Exercise requirements — Check each line for the word "شغلی" and report how many have it. Give nothing else.

(Entries from a dataset)
::::

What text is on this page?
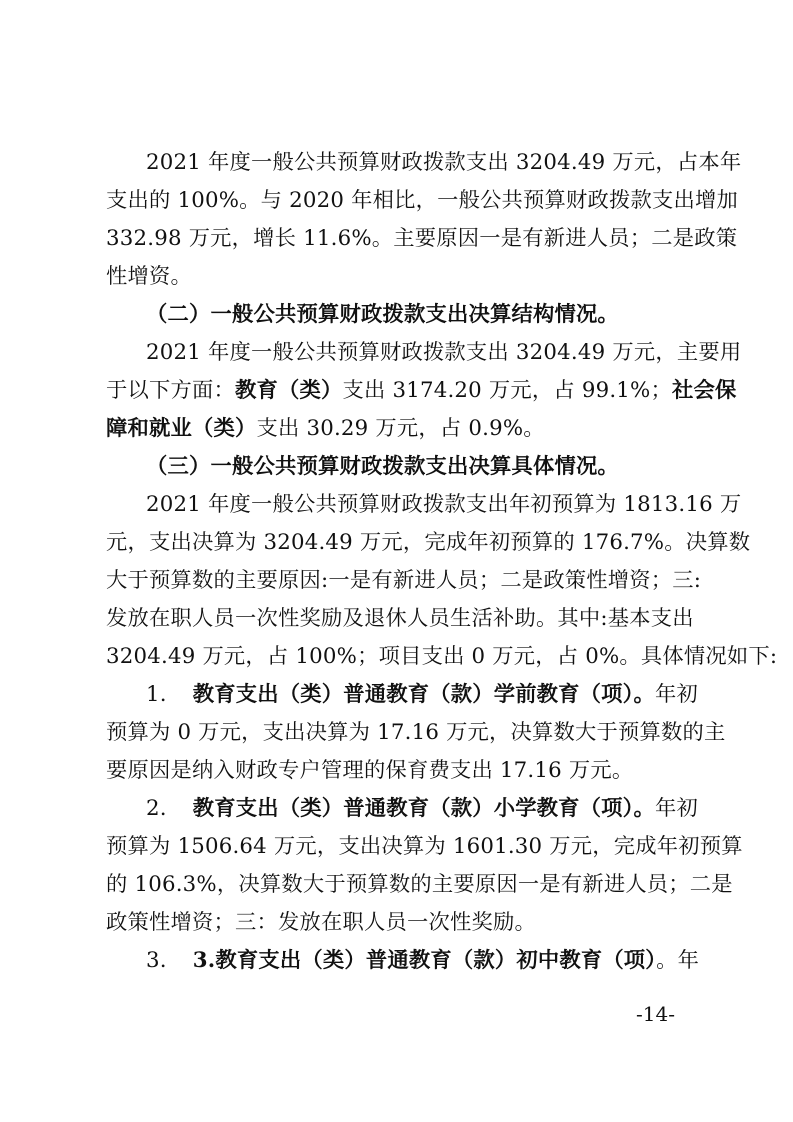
2021 年度一般公共预算财政拨款支出 3204.49 万元，占本年
支出的 100%。与 2020 年相比，一般公共预算财政拨款支出增加
332.98 万元，增长 11.6%。主要原因一是有新进人员；二是政策
性增资。
（二）一般公共预算财政拨款支出决算结构情况。
2021 年度一般公共预算财政拨款支出 3204.49 万元，主要用
于以下方面：教育（类）支出 3174.20 万元，占 99.1%；社会保
障和就业（类）支出 30.29 万元，占 0.9%。
（三）一般公共预算财政拨款支出决算具体情况。
2021 年度一般公共预算财政拨款支出年初预算为 1813.16 万
元，支出决算为 3204.49 万元，完成年初预算的 176.7%。决算数
大于预算数的主要原因:一是有新进人员；二是政策性增资；三:
发放在职人员一次性奖励及退休人员生活补助。其中:基本支出
3204.49 万元，占 100%；项目支出 0 万元，占 0%。具体情况如下:
1. 教育支出（类）普通教育（款）学前教育（项）。年初
预算为 0 万元，支出决算为 17.16 万元，决算数大于预算数的主
要原因是纳入财政专户管理的保育费支出 17.16 万元。
2. 教育支出（类）普通教育（款）小学教育（项）。年初
预算为 1506.64 万元，支出决算为 1601.30 万元，完成年初预算
的 106.3%，决算数大于预算数的主要原因一是有新进人员；二是
政策性增资；三：发放在职人员一次性奖励。
3. 3.教育支出（类）普通教育（款）初中教育（项）。年
-14-
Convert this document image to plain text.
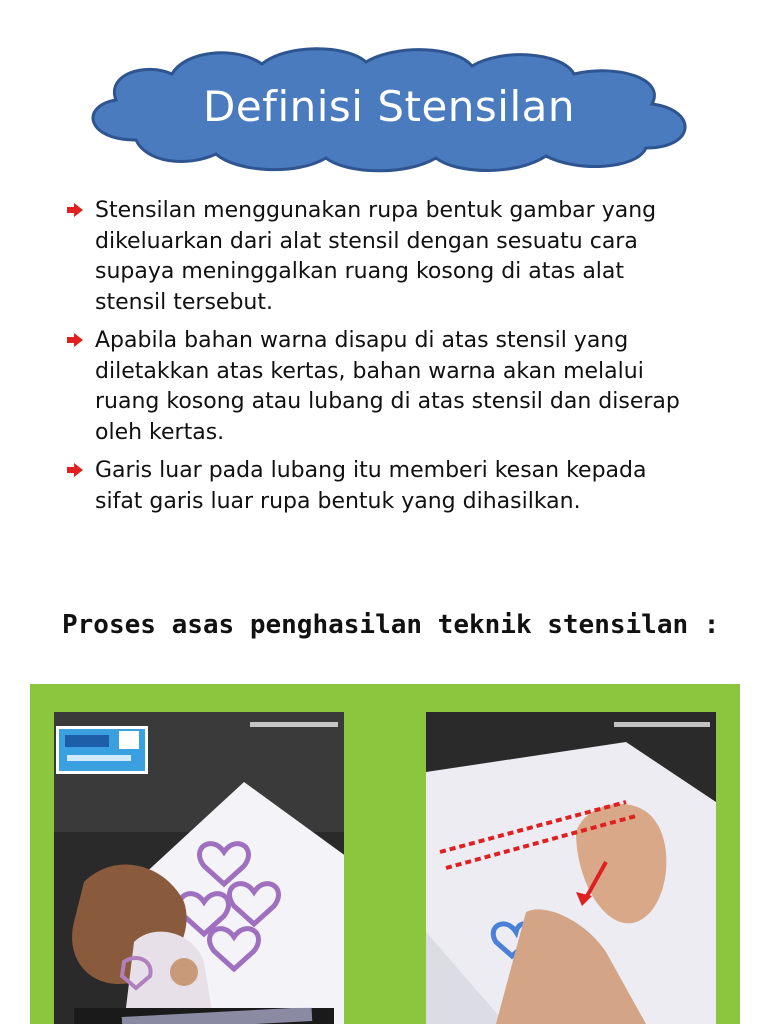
Definisi Stensilan
Stensilan menggunakan rupa bentuk gambar yang
dikeluarkan dari alat stensil dengan sesuatu cara
supaya meninggalkan ruang kosong di atas alat
stensil tersebut.
Apabila bahan warna disapu di atas stensil yang
diletakkan atas kertas, bahan warna akan melalui
ruang kosong atau lubang di atas stensil dan diserap
oleh kertas.
Garis luar pada lubang itu memberi kesan kepada
sifat garis luar rupa bentuk yang dihasilkan.
Proses asas penghasilan teknik stensilan :
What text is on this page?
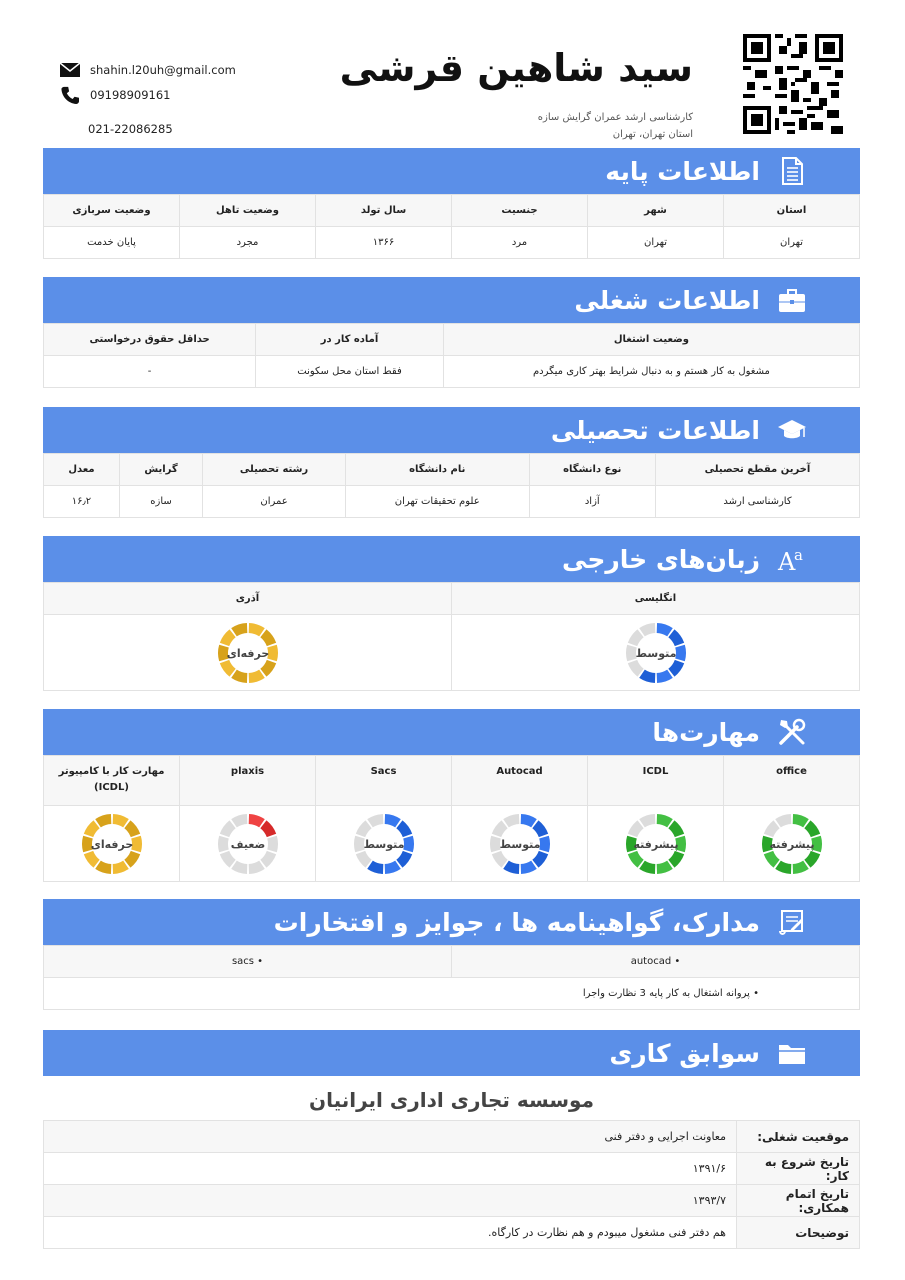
سید شاهین قرشی
کارشناسی ارشد عمران گرایش سازه
استان تهران، تهران
shahin.l20uh@gmail.com
09198909161
021-22086285
اطلاعات پایه
استان	شهر	جنسیت	سال تولد	وضعیت تاهل	وضعیت سربازی
تهران	تهران	مرد	۱۳۶۶	مجرد	پایان خدمت
اطلاعات شغلی
وضعیت اشتغال	آماده کار در	حداقل حقوق درخواستی
مشغول به کار هستم و به دنبال شرایط بهتر کاری میگردم	فقط استان محل سکونت	-
اطلاعات تحصیلی
آخرین مقطع تحصیلی	نوع دانشگاه	نام دانشگاه	رشته تحصیلی	گرایش	معدل
کارشناسی ارشد	آزاد	علوم تحقیقات تهران	عمران	سازه	۱۶٫۲
A
a
زبان‌های خارجی
انگلیسی	آذری

متوسط	حرفه‌ای
مهارت‌ها
office	ICDL	Autocad	Sacs	plaxis	مهارت کار با کامپیوتر (ICDL)

پیشرفته	پیشرفته	متوسط	متوسط	ضعیف	حرفه‌ای
مدارک، گواهینامه ها ، جوایز و افتخارات
• autocad	• sacs
• پروانه اشتغال به کار پایه 3 نظارت واجرا
سوابق کاری
موسسه تجاری اداری ایرانیان
موقعیت شغلی:	معاونت اجرایی و دفتر فنی
تاریخ شروع به کار:	۱۳۹۱/۶
تاریخ اتمام همکاری:	۱۳۹۳/۷
توضیحات	هم دفتر فنی مشغول میبودم و هم نظارت در کارگاه.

::::

Problem solution — 2